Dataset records
++++

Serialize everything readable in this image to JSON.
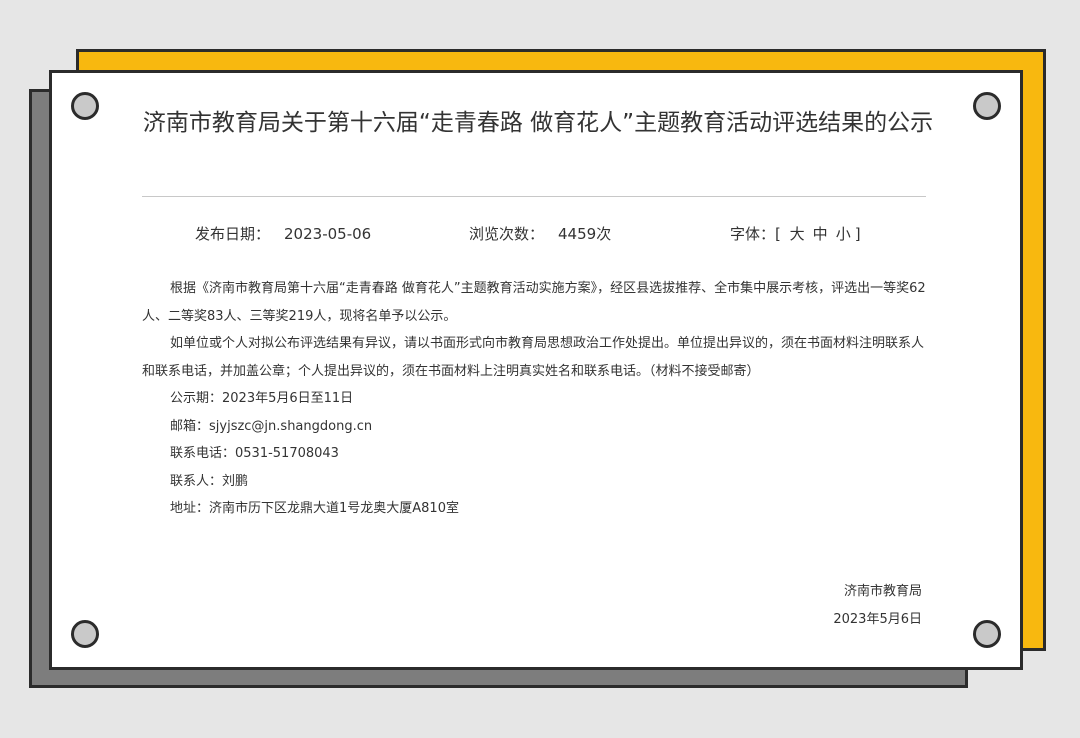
{
  "notice": {
    "title": "济南市教育局关于第十六届“走青春路 做育花人”主题教育活动评选结果的公示",
    "meta": {
      "date_label": "发布日期：",
      "date_value": "2023-05-06",
      "views_label": "浏览次数：",
      "views_value": "4459次",
      "font_label": "字体：",
      "font_open": "[",
      "font_large": "大",
      "font_medium": "中",
      "font_small": "小",
      "font_close": "]"
    },
    "paragraphs": [
      "根据《济南市教育局第十六届“走青春路 做育花人”主题教育活动实施方案》，经区县选拔推荐、全市集中展示考核，评选出一等奖62人、二等奖83人、三等奖219人，现将名单予以公示。",
      "如单位或个人对拟公布评选结果有异议，请以书面形式向市教育局思想政治工作处提出。单位提出异议的，须在书面材料注明联系人和联系电话，并加盖公章；个人提出异议的，须在书面材料上注明真实姓名和联系电话。（材料不接受邮寄）"
    ],
    "lines": [
      "公示期：2023年5月6日至11日",
      "邮箱：sjyjszc@jn.shangdong.cn",
      "联系电话：0531-51708043",
      "联系人：刘鹏",
      "地址：济南市历下区龙鼎大道1号龙奥大厦A810室"
    ],
    "signature_org": "济南市教育局",
    "signature_date": "2023年5月6日"
  }
}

++++

Short exercise:
Every line above should be repeated exactly; pictures stay out of the copy.

The solution:
Serialize everything readable in this image to JSON.
{
  "notice": {
    "title": "济南市教育局关于第十六届“走青春路 做育花人”主题教育活动评选结果的公示",
    "meta": {
      "date_label": "发布日期：",
      "date_value": "2023-05-06",
      "views_label": "浏览次数：",
      "views_value": "4459次",
      "font_label": "字体：",
      "font_open": "[",
      "font_large": "大",
      "font_medium": "中",
      "font_small": "小",
      "font_close": "]"
    },
    "paragraphs": [
      "根据《济南市教育局第十六届“走青春路 做育花人”主题教育活动实施方案》，经区县选拔推荐、全市集中展示考核，评选出一等奖62人、二等奖83人、三等奖219人，现将名单予以公示。",
      "如单位或个人对拟公布评选结果有异议，请以书面形式向市教育局思想政治工作处提出。单位提出异议的，须在书面材料注明联系人和联系电话，并加盖公章；个人提出异议的，须在书面材料上注明真实姓名和联系电话。（材料不接受邮寄）"
    ],
    "lines": [
      "公示期：2023年5月6日至11日",
      "邮箱：sjyjszc@jn.shangdong.cn",
      "联系电话：0531-51708043",
      "联系人：刘鹏",
      "地址：济南市历下区龙鼎大道1号龙奥大厦A810室"
    ],
    "signature_org": "济南市教育局",
    "signature_date": "2023年5月6日"
  }
}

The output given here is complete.